==== Data section

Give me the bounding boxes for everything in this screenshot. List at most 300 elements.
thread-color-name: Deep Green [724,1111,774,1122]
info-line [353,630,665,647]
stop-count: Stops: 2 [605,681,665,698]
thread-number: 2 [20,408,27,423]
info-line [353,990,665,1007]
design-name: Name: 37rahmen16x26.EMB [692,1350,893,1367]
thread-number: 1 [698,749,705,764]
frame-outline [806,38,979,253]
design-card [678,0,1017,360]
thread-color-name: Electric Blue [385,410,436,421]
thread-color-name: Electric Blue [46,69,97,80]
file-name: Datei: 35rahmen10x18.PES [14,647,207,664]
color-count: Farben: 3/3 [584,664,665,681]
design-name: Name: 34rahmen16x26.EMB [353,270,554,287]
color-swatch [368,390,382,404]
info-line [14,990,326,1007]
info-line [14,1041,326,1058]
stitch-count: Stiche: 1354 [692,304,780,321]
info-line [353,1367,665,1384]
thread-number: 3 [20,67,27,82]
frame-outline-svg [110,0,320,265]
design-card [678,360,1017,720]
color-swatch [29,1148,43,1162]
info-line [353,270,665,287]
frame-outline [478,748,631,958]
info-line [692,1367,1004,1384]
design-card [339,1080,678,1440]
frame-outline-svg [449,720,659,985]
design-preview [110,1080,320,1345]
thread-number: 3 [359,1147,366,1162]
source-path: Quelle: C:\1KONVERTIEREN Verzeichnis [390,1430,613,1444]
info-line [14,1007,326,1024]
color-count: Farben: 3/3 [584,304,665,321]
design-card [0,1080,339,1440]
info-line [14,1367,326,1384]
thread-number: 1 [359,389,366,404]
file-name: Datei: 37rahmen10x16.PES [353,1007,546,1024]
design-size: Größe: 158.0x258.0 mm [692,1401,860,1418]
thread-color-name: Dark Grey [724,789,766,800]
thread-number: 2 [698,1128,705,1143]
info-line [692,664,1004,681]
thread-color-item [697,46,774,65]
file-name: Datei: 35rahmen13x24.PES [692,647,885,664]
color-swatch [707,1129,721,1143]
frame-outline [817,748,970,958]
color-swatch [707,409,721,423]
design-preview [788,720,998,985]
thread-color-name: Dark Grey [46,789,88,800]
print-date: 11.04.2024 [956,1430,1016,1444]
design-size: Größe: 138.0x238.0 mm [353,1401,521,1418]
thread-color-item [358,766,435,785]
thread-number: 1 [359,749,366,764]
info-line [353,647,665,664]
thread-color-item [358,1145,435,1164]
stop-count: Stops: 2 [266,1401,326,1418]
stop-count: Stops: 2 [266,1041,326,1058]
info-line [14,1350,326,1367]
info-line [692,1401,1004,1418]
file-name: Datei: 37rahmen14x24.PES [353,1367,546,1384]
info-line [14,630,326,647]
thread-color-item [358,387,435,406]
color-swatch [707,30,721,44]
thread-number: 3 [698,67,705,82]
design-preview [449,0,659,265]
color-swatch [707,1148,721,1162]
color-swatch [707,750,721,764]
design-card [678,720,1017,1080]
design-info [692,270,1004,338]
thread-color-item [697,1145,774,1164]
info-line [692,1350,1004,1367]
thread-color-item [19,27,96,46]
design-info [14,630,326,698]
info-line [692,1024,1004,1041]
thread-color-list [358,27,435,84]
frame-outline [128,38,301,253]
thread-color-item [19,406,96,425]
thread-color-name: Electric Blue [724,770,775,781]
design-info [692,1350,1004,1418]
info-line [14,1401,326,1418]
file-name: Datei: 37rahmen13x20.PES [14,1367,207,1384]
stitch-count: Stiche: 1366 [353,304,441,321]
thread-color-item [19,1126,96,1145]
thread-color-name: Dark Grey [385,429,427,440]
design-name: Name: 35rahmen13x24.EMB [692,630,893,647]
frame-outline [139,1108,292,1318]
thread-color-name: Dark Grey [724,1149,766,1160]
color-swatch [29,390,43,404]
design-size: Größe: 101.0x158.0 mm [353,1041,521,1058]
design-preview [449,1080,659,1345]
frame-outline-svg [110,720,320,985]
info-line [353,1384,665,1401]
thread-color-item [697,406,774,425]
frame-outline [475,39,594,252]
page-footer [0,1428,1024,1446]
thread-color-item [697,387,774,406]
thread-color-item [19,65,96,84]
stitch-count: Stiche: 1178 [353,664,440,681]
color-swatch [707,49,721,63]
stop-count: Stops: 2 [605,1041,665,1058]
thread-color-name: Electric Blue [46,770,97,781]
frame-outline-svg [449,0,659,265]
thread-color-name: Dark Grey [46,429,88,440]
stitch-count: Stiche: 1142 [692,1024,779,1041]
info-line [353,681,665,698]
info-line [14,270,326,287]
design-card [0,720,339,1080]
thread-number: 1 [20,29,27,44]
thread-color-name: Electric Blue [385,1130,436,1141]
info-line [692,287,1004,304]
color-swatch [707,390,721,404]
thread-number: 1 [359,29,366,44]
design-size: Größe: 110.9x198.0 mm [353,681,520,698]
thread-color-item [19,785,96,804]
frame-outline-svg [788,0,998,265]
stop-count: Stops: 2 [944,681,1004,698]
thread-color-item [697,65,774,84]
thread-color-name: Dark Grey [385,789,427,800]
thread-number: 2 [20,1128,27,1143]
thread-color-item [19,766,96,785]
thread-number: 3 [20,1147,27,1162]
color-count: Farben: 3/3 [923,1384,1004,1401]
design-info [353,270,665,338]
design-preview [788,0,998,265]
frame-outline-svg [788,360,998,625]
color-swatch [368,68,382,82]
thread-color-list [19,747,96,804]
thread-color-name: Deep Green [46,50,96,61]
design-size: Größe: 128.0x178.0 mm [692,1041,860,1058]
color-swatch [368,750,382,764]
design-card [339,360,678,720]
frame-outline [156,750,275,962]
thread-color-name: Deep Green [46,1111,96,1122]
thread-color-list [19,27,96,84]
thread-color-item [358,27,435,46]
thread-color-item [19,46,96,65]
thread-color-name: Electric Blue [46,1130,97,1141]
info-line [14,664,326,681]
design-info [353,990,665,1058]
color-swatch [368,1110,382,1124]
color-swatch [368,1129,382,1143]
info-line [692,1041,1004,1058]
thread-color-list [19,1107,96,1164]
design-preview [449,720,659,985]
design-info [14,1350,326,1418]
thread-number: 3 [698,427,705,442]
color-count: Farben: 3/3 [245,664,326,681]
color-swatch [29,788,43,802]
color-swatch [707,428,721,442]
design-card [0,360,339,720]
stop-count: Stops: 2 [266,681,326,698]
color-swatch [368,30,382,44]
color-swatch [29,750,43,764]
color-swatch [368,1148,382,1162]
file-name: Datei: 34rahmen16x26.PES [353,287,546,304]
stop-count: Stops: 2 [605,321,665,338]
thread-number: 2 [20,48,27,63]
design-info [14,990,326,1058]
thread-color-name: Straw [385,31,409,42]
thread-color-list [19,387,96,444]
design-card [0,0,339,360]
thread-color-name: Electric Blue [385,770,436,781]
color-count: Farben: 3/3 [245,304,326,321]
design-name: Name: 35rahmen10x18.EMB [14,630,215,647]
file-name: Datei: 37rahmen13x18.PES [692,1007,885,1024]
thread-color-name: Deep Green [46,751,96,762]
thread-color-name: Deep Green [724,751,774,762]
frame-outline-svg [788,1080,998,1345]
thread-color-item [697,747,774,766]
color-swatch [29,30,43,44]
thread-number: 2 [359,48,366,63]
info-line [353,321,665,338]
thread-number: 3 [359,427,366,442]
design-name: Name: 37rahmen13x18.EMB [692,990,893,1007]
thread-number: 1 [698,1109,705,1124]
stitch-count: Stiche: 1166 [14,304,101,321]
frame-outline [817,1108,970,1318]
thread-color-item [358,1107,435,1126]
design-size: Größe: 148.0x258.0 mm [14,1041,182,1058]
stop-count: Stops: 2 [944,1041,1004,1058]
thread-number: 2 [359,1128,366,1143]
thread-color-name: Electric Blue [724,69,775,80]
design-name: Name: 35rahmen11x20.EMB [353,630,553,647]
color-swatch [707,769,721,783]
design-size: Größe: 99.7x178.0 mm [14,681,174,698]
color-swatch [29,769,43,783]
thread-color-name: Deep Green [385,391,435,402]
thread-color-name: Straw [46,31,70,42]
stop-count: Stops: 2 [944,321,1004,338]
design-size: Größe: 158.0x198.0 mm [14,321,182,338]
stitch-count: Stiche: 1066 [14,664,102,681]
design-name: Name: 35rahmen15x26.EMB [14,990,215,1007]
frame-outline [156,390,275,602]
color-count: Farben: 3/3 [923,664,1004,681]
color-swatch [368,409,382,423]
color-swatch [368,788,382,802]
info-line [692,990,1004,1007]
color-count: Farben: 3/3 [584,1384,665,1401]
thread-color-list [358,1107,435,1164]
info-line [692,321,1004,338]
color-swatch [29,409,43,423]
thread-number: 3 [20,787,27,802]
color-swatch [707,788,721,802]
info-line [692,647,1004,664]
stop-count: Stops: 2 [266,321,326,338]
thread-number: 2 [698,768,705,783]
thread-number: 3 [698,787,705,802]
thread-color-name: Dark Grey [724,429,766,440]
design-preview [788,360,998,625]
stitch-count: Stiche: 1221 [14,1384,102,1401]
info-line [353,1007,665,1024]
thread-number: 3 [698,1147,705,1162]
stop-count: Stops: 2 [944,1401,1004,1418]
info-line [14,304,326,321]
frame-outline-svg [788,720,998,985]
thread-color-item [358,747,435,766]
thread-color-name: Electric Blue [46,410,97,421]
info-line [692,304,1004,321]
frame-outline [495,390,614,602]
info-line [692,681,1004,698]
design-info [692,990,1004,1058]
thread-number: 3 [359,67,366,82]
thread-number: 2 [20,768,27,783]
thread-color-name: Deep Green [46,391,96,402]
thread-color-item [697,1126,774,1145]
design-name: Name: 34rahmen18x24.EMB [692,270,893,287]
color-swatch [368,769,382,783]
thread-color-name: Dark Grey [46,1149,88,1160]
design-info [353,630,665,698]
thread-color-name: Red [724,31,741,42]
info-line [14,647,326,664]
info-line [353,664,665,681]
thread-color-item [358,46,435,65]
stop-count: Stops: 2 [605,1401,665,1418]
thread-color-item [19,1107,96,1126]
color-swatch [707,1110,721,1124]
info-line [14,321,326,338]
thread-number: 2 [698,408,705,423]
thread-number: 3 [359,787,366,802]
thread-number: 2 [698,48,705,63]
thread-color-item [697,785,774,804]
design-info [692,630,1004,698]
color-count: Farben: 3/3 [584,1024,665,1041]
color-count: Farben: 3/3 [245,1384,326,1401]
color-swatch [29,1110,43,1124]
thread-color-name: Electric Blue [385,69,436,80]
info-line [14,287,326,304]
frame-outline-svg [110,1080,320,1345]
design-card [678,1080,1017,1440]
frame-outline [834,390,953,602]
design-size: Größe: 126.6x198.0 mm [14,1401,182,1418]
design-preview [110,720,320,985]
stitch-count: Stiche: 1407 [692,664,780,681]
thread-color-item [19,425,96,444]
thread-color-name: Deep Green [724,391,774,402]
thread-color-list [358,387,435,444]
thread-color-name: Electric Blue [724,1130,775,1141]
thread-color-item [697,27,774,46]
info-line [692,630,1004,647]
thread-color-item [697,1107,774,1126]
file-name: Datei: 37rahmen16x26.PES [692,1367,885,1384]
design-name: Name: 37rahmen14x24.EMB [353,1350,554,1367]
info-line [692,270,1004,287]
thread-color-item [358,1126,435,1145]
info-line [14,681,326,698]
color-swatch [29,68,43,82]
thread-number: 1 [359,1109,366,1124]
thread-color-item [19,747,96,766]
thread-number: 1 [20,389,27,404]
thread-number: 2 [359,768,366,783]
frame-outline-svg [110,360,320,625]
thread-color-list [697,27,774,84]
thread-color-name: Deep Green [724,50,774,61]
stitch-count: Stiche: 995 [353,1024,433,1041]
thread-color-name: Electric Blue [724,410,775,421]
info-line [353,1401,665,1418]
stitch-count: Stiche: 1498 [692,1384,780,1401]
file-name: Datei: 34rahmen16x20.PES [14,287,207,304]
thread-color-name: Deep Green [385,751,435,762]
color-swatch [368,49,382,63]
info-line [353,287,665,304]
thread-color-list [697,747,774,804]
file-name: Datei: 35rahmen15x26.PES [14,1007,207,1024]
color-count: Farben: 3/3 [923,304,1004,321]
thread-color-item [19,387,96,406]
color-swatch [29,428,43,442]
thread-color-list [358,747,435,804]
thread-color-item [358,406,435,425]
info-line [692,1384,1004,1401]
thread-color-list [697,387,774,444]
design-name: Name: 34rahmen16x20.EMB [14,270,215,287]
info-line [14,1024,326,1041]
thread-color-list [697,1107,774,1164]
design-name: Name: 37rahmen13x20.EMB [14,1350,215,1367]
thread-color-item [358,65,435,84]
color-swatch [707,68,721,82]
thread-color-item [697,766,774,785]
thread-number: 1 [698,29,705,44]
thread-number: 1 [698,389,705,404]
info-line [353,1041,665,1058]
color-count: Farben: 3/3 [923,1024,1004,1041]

========

Exercise: Copy the listing word for word, from its first line through the line that contains "thread-number: 3 [359,1147,366,1162]", including both of those lines.

Exercise output:
Give me the bounding boxes for everything in this screenshot. List at most 300 elements.
thread-color-name: Deep Green [724,1111,774,1122]
info-line [353,630,665,647]
stop-count: Stops: 2 [605,681,665,698]
thread-number: 2 [20,408,27,423]
info-line [353,990,665,1007]
design-name: Name: 37rahmen16x26.EMB [692,1350,893,1367]
thread-number: 1 [698,749,705,764]
frame-outline [806,38,979,253]
design-card [678,0,1017,360]
thread-color-name: Electric Blue [385,410,436,421]
thread-color-name: Electric Blue [46,69,97,80]
file-name: Datei: 35rahmen10x18.PES [14,647,207,664]
color-count: Farben: 3/3 [584,664,665,681]
design-name: Name: 34rahmen16x26.EMB [353,270,554,287]
color-swatch [368,390,382,404]
info-line [14,990,326,1007]
info-line [14,1041,326,1058]
stitch-count: Stiche: 1354 [692,304,780,321]
info-line [353,1367,665,1384]
thread-number: 3 [20,67,27,82]
frame-outline-svg [110,0,320,265]
design-card [678,360,1017,720]
color-swatch [29,1148,43,1162]
info-line [353,270,665,287]
frame-outline [478,748,631,958]
info-line [692,1367,1004,1384]
design-card [339,1080,678,1440]
frame-outline-svg [449,720,659,985]
design-preview [110,1080,320,1345]
thread-number: 3 [359,1147,366,1162]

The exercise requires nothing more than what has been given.